Aim of the exercise: Give every entry again, word for word.
[start Material]
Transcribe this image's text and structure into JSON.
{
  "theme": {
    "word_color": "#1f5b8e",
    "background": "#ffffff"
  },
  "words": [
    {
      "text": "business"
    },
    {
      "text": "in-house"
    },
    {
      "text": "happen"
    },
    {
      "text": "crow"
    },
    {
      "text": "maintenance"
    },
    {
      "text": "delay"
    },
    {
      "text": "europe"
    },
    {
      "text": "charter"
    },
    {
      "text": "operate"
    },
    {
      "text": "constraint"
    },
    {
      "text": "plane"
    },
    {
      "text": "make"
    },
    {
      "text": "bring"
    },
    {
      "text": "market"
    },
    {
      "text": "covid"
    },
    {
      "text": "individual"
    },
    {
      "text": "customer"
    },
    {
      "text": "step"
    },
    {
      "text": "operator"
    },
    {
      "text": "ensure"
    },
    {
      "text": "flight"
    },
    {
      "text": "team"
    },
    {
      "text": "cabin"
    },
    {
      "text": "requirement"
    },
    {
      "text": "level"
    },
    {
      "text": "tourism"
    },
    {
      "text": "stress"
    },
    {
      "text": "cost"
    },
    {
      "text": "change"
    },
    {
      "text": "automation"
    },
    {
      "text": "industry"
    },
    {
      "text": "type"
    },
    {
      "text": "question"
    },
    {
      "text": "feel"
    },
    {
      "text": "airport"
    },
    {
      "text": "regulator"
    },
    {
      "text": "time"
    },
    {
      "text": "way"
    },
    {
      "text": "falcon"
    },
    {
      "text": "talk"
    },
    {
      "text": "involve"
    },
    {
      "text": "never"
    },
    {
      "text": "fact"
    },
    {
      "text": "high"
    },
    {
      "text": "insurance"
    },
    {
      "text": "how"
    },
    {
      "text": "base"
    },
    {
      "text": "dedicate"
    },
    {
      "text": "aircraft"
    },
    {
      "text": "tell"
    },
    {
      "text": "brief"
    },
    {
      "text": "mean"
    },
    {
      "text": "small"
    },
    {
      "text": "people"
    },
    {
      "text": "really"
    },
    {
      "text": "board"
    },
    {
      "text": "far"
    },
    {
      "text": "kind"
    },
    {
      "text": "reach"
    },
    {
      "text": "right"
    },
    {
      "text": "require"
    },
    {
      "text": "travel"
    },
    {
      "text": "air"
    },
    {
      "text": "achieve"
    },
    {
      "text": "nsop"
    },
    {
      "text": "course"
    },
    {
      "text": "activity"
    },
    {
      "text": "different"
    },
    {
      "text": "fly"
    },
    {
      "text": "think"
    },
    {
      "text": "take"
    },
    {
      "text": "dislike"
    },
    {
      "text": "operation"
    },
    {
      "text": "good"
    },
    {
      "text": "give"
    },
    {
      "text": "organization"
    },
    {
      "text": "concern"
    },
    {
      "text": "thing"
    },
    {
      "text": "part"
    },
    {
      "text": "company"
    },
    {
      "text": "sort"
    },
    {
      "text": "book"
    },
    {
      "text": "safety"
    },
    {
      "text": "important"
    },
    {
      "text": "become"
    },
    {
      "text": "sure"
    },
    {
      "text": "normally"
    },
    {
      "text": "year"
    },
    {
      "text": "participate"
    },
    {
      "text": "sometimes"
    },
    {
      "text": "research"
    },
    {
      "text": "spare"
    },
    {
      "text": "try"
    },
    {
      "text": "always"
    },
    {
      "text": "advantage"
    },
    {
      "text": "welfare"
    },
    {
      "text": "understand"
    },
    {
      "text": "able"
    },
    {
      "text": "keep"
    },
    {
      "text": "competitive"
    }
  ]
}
[end Material]
Complete answer:
Transcribe this image's text and structure into JSON.
{
  "theme": {
    "word_color": "#1f5b8e",
    "background": "#ffffff"
  },
  "words": [
    {
      "text": "business"
    },
    {
      "text": "in-house"
    },
    {
      "text": "happen"
    },
    {
      "text": "crow"
    },
    {
      "text": "maintenance"
    },
    {
      "text": "delay"
    },
    {
      "text": "europe"
    },
    {
      "text": "charter"
    },
    {
      "text": "operate"
    },
    {
      "text": "constraint"
    },
    {
      "text": "plane"
    },
    {
      "text": "make"
    },
    {
      "text": "bring"
    },
    {
      "text": "market"
    },
    {
      "text": "covid"
    },
    {
      "text": "individual"
    },
    {
      "text": "customer"
    },
    {
      "text": "step"
    },
    {
      "text": "operator"
    },
    {
      "text": "ensure"
    },
    {
      "text": "flight"
    },
    {
      "text": "team"
    },
    {
      "text": "cabin"
    },
    {
      "text": "requirement"
    },
    {
      "text": "level"
    },
    {
      "text": "tourism"
    },
    {
      "text": "stress"
    },
    {
      "text": "cost"
    },
    {
      "text": "change"
    },
    {
      "text": "automation"
    },
    {
      "text": "industry"
    },
    {
      "text": "type"
    },
    {
      "text": "question"
    },
    {
      "text": "feel"
    },
    {
      "text": "airport"
    },
    {
      "text": "regulator"
    },
    {
      "text": "time"
    },
    {
      "text": "way"
    },
    {
      "text": "falcon"
    },
    {
      "text": "talk"
    },
    {
      "text": "involve"
    },
    {
      "text": "never"
    },
    {
      "text": "fact"
    },
    {
      "text": "high"
    },
    {
      "text": "insurance"
    },
    {
      "text": "how"
    },
    {
      "text": "base"
    },
    {
      "text": "dedicate"
    },
    {
      "text": "aircraft"
    },
    {
      "text": "tell"
    },
    {
      "text": "brief"
    },
    {
      "text": "mean"
    },
    {
      "text": "small"
    },
    {
      "text": "people"
    },
    {
      "text": "really"
    },
    {
      "text": "board"
    },
    {
      "text": "far"
    },
    {
      "text": "kind"
    },
    {
      "text": "reach"
    },
    {
      "text": "right"
    },
    {
      "text": "require"
    },
    {
      "text": "travel"
    },
    {
      "text": "air"
    },
    {
      "text": "achieve"
    },
    {
      "text": "nsop"
    },
    {
      "text": "course"
    },
    {
      "text": "activity"
    },
    {
      "text": "different"
    },
    {
      "text": "fly"
    },
    {
      "text": "think"
    },
    {
      "text": "take"
    },
    {
      "text": "dislike"
    },
    {
      "text": "operation"
    },
    {
      "text": "good"
    },
    {
      "text": "give"
    },
    {
      "text": "organization"
    },
    {
      "text": "concern"
    },
    {
      "text": "thing"
    },
    {
      "text": "part"
    },
    {
      "text": "company"
    },
    {
      "text": "sort"
    },
    {
      "text": "book"
    },
    {
      "text": "safety"
    },
    {
      "text": "important"
    },
    {
      "text": "become"
    },
    {
      "text": "sure"
    },
    {
      "text": "normally"
    },
    {
      "text": "year"
    },
    {
      "text": "participate"
    },
    {
      "text": "sometimes"
    },
    {
      "text": "research"
    },
    {
      "text": "spare"
    },
    {
      "text": "try"
    },
    {
      "text": "always"
    },
    {
      "text": "advantage"
    },
    {
      "text": "welfare"
    },
    {
      "text": "understand"
    },
    {
      "text": "able"
    },
    {
      "text": "keep"
    },
    {
      "text": "competitive"
    }
  ]
}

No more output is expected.